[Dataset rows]

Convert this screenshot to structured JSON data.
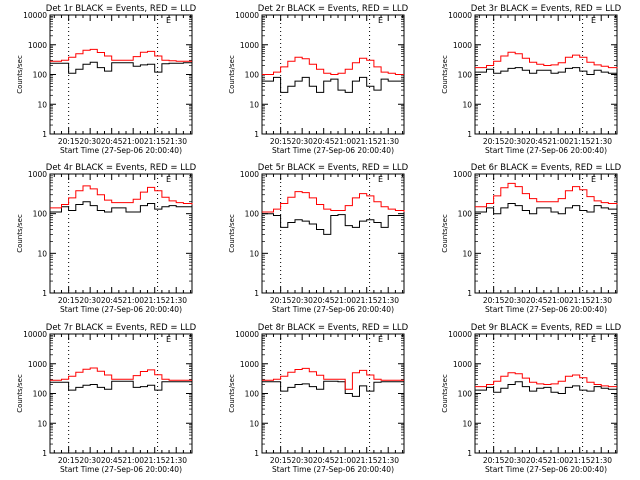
{
  "figure": {
    "foreground_color": "#000000",
    "background_color": "#ffffff",
    "event_color": "#000000",
    "lld_color": "#ff0000"
  },
  "chart_data": [
    {
      "type": "line",
      "title": "Det 1r BLACK = Events, RED = LLD",
      "xlabel": "Start Time (27-Sep-06 20:00:40)",
      "ylabel": "Counts/sec",
      "xscale": "time",
      "yscale": "log",
      "xlim": [
        "20:02",
        "21:41"
      ],
      "ylim": [
        1,
        10000
      ],
      "x_ticks": [
        "20:15",
        "20:30",
        "20:45",
        "21:00",
        "21:15",
        "21:30"
      ],
      "y_ticks": [
        "1",
        "10",
        "100",
        "1000",
        "10000"
      ],
      "dotted_vlines": [
        "20:15",
        "21:17"
      ],
      "annotation": "E",
      "x": [
        "20:02",
        "20:10",
        "20:15",
        "20:20",
        "20:25",
        "20:30",
        "20:35",
        "20:40",
        "20:45",
        "20:50",
        "20:55",
        "21:00",
        "21:05",
        "21:10",
        "21:15",
        "21:20",
        "21:25",
        "21:30",
        "21:35",
        "21:41"
      ],
      "series": [
        {
          "name": "BLACK = Events",
          "color": "#000000",
          "values": [
            240,
            240,
            110,
            150,
            220,
            260,
            170,
            130,
            250,
            250,
            250,
            190,
            210,
            220,
            120,
            230,
            240,
            240,
            250,
            250
          ]
        },
        {
          "name": "RED = LLD",
          "color": "#ff0000",
          "values": [
            280,
            300,
            380,
            500,
            650,
            700,
            550,
            420,
            300,
            300,
            300,
            400,
            560,
            600,
            420,
            300,
            290,
            280,
            280,
            280
          ]
        }
      ]
    },
    {
      "type": "line",
      "title": "Det 2r BLACK = Events, RED = LLD",
      "xlabel": "Start Time (27-Sep-06 20:00:40)",
      "ylabel": "Counts/sec",
      "xscale": "time",
      "yscale": "log",
      "xlim": [
        "20:02",
        "21:41"
      ],
      "ylim": [
        1,
        10000
      ],
      "x_ticks": [
        "20:15",
        "20:30",
        "20:45",
        "21:00",
        "21:15",
        "21:30"
      ],
      "y_ticks": [
        "1",
        "10",
        "100",
        "1000",
        "10000"
      ],
      "dotted_vlines": [
        "20:15",
        "21:17"
      ],
      "annotation": "E",
      "x": [
        "20:02",
        "20:10",
        "20:15",
        "20:20",
        "20:25",
        "20:30",
        "20:35",
        "20:40",
        "20:45",
        "20:50",
        "20:55",
        "21:00",
        "21:05",
        "21:10",
        "21:15",
        "21:20",
        "21:25",
        "21:30",
        "21:35",
        "21:41"
      ],
      "series": [
        {
          "name": "BLACK = Events",
          "color": "#000000",
          "values": [
            60,
            80,
            25,
            40,
            60,
            80,
            40,
            25,
            60,
            70,
            30,
            25,
            60,
            80,
            40,
            30,
            70,
            60,
            60,
            55
          ]
        },
        {
          "name": "RED = LLD",
          "color": "#ff0000",
          "values": [
            100,
            120,
            180,
            280,
            380,
            340,
            220,
            150,
            110,
            100,
            110,
            150,
            250,
            350,
            300,
            180,
            120,
            110,
            100,
            100
          ]
        }
      ]
    },
    {
      "type": "line",
      "title": "Det 3r BLACK = Events, RED = LLD",
      "xlabel": "Start Time (27-Sep-06 20:00:40)",
      "ylabel": "Counts/sec",
      "xscale": "time",
      "yscale": "log",
      "xlim": [
        "20:02",
        "21:41"
      ],
      "ylim": [
        1,
        10000
      ],
      "x_ticks": [
        "20:15",
        "20:30",
        "20:45",
        "21:00",
        "21:15",
        "21:30"
      ],
      "y_ticks": [
        "1",
        "10",
        "100",
        "1000",
        "10000"
      ],
      "dotted_vlines": [
        "20:15",
        "21:17"
      ],
      "annotation": "E",
      "x": [
        "20:02",
        "20:10",
        "20:15",
        "20:20",
        "20:25",
        "20:30",
        "20:35",
        "20:40",
        "20:45",
        "20:50",
        "20:55",
        "21:00",
        "21:05",
        "21:10",
        "21:15",
        "21:20",
        "21:25",
        "21:30",
        "21:35",
        "21:41"
      ],
      "series": [
        {
          "name": "BLACK = Events",
          "color": "#000000",
          "values": [
            120,
            150,
            110,
            130,
            160,
            170,
            140,
            110,
            140,
            140,
            110,
            120,
            160,
            170,
            130,
            100,
            140,
            120,
            110,
            100
          ]
        },
        {
          "name": "RED = LLD",
          "color": "#ff0000",
          "values": [
            170,
            200,
            280,
            420,
            560,
            500,
            350,
            260,
            220,
            200,
            210,
            250,
            380,
            450,
            380,
            260,
            210,
            190,
            170,
            160
          ]
        }
      ]
    },
    {
      "type": "line",
      "title": "Det 4r BLACK = Events, RED = LLD",
      "xlabel": "Start Time (27-Sep-06 20:00:40)",
      "ylabel": "Counts/sec",
      "xscale": "time",
      "yscale": "log",
      "xlim": [
        "20:02",
        "21:41"
      ],
      "ylim": [
        1,
        1000
      ],
      "x_ticks": [
        "20:15",
        "20:30",
        "20:45",
        "21:00",
        "21:15",
        "21:30"
      ],
      "y_ticks": [
        "1",
        "10",
        "100",
        "1000"
      ],
      "dotted_vlines": [
        "20:15",
        "21:17"
      ],
      "annotation": "E",
      "x": [
        "20:02",
        "20:10",
        "20:15",
        "20:20",
        "20:25",
        "20:30",
        "20:35",
        "20:40",
        "20:45",
        "20:50",
        "20:55",
        "21:00",
        "21:05",
        "21:10",
        "21:15",
        "21:20",
        "21:25",
        "21:30",
        "21:35",
        "21:41"
      ],
      "series": [
        {
          "name": "BLACK = Events",
          "color": "#000000",
          "values": [
            110,
            150,
            120,
            170,
            200,
            160,
            120,
            110,
            140,
            140,
            110,
            110,
            160,
            180,
            130,
            150,
            160,
            150,
            150,
            150
          ]
        },
        {
          "name": "RED = LLD",
          "color": "#ff0000",
          "values": [
            140,
            170,
            250,
            380,
            500,
            420,
            300,
            220,
            190,
            190,
            190,
            230,
            350,
            460,
            380,
            260,
            210,
            190,
            180,
            170
          ]
        }
      ]
    },
    {
      "type": "line",
      "title": "Det 5r BLACK = Events, RED = LLD",
      "xlabel": "Start Time (27-Sep-06 20:00:40)",
      "ylabel": "Counts/sec",
      "xscale": "time",
      "yscale": "log",
      "xlim": [
        "20:02",
        "21:41"
      ],
      "ylim": [
        1,
        1000
      ],
      "x_ticks": [
        "20:15",
        "20:30",
        "20:45",
        "21:00",
        "21:15",
        "21:30"
      ],
      "y_ticks": [
        "1",
        "10",
        "100",
        "1000"
      ],
      "dotted_vlines": [
        "20:15",
        "21:17"
      ],
      "annotation": "E",
      "x": [
        "20:02",
        "20:10",
        "20:15",
        "20:20",
        "20:25",
        "20:30",
        "20:35",
        "20:40",
        "20:45",
        "20:50",
        "20:55",
        "21:00",
        "21:05",
        "21:10",
        "21:15",
        "21:20",
        "21:25",
        "21:30",
        "21:35",
        "21:41"
      ],
      "series": [
        {
          "name": "BLACK = Events",
          "color": "#000000",
          "values": [
            100,
            90,
            45,
            60,
            70,
            65,
            55,
            40,
            30,
            90,
            95,
            50,
            45,
            65,
            70,
            60,
            45,
            90,
            90,
            85
          ]
        },
        {
          "name": "RED = LLD",
          "color": "#ff0000",
          "values": [
            110,
            130,
            180,
            260,
            360,
            340,
            250,
            170,
            130,
            120,
            120,
            160,
            250,
            320,
            280,
            200,
            150,
            130,
            120,
            110
          ]
        }
      ]
    },
    {
      "type": "line",
      "title": "Det 6r BLACK = Events, RED = LLD",
      "xlabel": "Start Time (27-Sep-06 20:00:40)",
      "ylabel": "Counts/sec",
      "xscale": "time",
      "yscale": "log",
      "xlim": [
        "20:02",
        "21:41"
      ],
      "ylim": [
        1,
        1000
      ],
      "x_ticks": [
        "20:15",
        "20:30",
        "20:45",
        "21:00",
        "21:15",
        "21:30"
      ],
      "y_ticks": [
        "1",
        "10",
        "100",
        "1000"
      ],
      "dotted_vlines": [
        "20:15",
        "21:17"
      ],
      "annotation": "E",
      "x": [
        "20:02",
        "20:10",
        "20:15",
        "20:20",
        "20:25",
        "20:30",
        "20:35",
        "20:40",
        "20:45",
        "20:50",
        "20:55",
        "21:00",
        "21:05",
        "21:10",
        "21:15",
        "21:20",
        "21:25",
        "21:30",
        "21:35",
        "21:41"
      ],
      "series": [
        {
          "name": "BLACK = Events",
          "color": "#000000",
          "values": [
            110,
            140,
            100,
            140,
            180,
            160,
            120,
            100,
            140,
            140,
            110,
            100,
            140,
            160,
            120,
            110,
            160,
            140,
            130,
            130
          ]
        },
        {
          "name": "RED = LLD",
          "color": "#ff0000",
          "values": [
            150,
            180,
            280,
            450,
            580,
            480,
            320,
            240,
            200,
            200,
            200,
            240,
            380,
            480,
            400,
            270,
            210,
            190,
            180,
            170
          ]
        }
      ]
    },
    {
      "type": "line",
      "title": "Det 7r BLACK = Events, RED = LLD",
      "xlabel": "Start Time (27-Sep-06 20:00:40)",
      "ylabel": "Counts/sec",
      "xscale": "time",
      "yscale": "log",
      "xlim": [
        "20:02",
        "21:41"
      ],
      "ylim": [
        1,
        10000
      ],
      "x_ticks": [
        "20:15",
        "20:30",
        "20:45",
        "21:00",
        "21:15",
        "21:30"
      ],
      "y_ticks": [
        "1",
        "10",
        "100",
        "1000",
        "10000"
      ],
      "dotted_vlines": [
        "20:15",
        "21:17"
      ],
      "annotation": "E",
      "x": [
        "20:02",
        "20:10",
        "20:15",
        "20:20",
        "20:25",
        "20:30",
        "20:35",
        "20:40",
        "20:45",
        "20:50",
        "20:55",
        "21:00",
        "21:05",
        "21:10",
        "21:15",
        "21:20",
        "21:25",
        "21:30",
        "21:35",
        "21:41"
      ],
      "series": [
        {
          "name": "BLACK = Events",
          "color": "#000000",
          "values": [
            240,
            240,
            130,
            160,
            190,
            200,
            160,
            140,
            260,
            260,
            260,
            160,
            170,
            190,
            130,
            250,
            250,
            250,
            250,
            250
          ]
        },
        {
          "name": "RED = LLD",
          "color": "#ff0000",
          "values": [
            280,
            300,
            380,
            520,
            650,
            720,
            560,
            420,
            300,
            300,
            300,
            400,
            550,
            620,
            430,
            300,
            280,
            280,
            280,
            280
          ]
        }
      ]
    },
    {
      "type": "line",
      "title": "Det 8r BLACK = Events, RED = LLD",
      "xlabel": "Start Time (27-Sep-06 20:00:40)",
      "ylabel": "Counts/sec",
      "xscale": "time",
      "yscale": "log",
      "xlim": [
        "20:02",
        "21:41"
      ],
      "ylim": [
        1,
        10000
      ],
      "x_ticks": [
        "20:15",
        "20:30",
        "20:45",
        "21:00",
        "21:15",
        "21:30"
      ],
      "y_ticks": [
        "1",
        "10",
        "100",
        "1000",
        "10000"
      ],
      "dotted_vlines": [
        "20:15",
        "21:17"
      ],
      "annotation": "E",
      "x": [
        "20:02",
        "20:10",
        "20:15",
        "20:20",
        "20:25",
        "20:30",
        "20:35",
        "20:40",
        "20:45",
        "20:50",
        "20:55",
        "21:00",
        "21:05",
        "21:10",
        "21:15",
        "21:20",
        "21:25",
        "21:30",
        "21:35",
        "21:41"
      ],
      "series": [
        {
          "name": "BLACK = Events",
          "color": "#000000",
          "values": [
            250,
            250,
            120,
            160,
            200,
            210,
            170,
            140,
            260,
            260,
            250,
            100,
            80,
            180,
            120,
            240,
            250,
            250,
            250,
            250
          ]
        },
        {
          "name": "RED = LLD",
          "color": "#ff0000",
          "values": [
            280,
            300,
            380,
            520,
            640,
            700,
            540,
            410,
            300,
            300,
            300,
            140,
            500,
            600,
            420,
            300,
            280,
            280,
            280,
            280
          ]
        }
      ]
    },
    {
      "type": "line",
      "title": "Det 9r BLACK = Events, RED = LLD",
      "xlabel": "Start Time (27-Sep-06 20:00:40)",
      "ylabel": "Counts/sec",
      "xscale": "time",
      "yscale": "log",
      "xlim": [
        "20:02",
        "21:41"
      ],
      "ylim": [
        1,
        10000
      ],
      "x_ticks": [
        "20:15",
        "20:30",
        "20:45",
        "21:00",
        "21:15",
        "21:30"
      ],
      "y_ticks": [
        "1",
        "10",
        "100",
        "1000",
        "10000"
      ],
      "dotted_vlines": [
        "20:15",
        "21:17"
      ],
      "annotation": "E",
      "x": [
        "20:02",
        "20:10",
        "20:15",
        "20:20",
        "20:25",
        "20:30",
        "20:35",
        "20:40",
        "20:45",
        "20:50",
        "20:55",
        "21:00",
        "21:05",
        "21:10",
        "21:15",
        "21:20",
        "21:25",
        "21:30",
        "21:35",
        "21:41"
      ],
      "series": [
        {
          "name": "BLACK = Events",
          "color": "#000000",
          "values": [
            130,
            160,
            110,
            150,
            200,
            250,
            170,
            120,
            150,
            160,
            110,
            100,
            160,
            180,
            130,
            120,
            170,
            150,
            140,
            140
          ]
        },
        {
          "name": "RED = LLD",
          "color": "#ff0000",
          "values": [
            170,
            200,
            260,
            380,
            500,
            460,
            330,
            240,
            210,
            200,
            210,
            260,
            380,
            420,
            340,
            240,
            200,
            180,
            170,
            170
          ]
        }
      ]
    }
  ]
}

• [TASK STATEMENT]
Return every line from the records above that holds the word "title".

• [CORRECT ANSWER]
      "title": "Det 1r BLACK = Events, RED = LLD",
      "title": "Det 2r BLACK = Events, RED = LLD",
      "title": "Det 3r BLACK = Events, RED = LLD",
      "title": "Det 4r BLACK = Events, RED = LLD",
      "title": "Det 5r BLACK = Events, RED = LLD",
      "title": "Det 6r BLACK = Events, RED = LLD",
      "title": "Det 7r BLACK = Events, RED = LLD",
      "title": "Det 8r BLACK = Events, RED = LLD",
      "title": "Det 9r BLACK = Events, RED = LLD",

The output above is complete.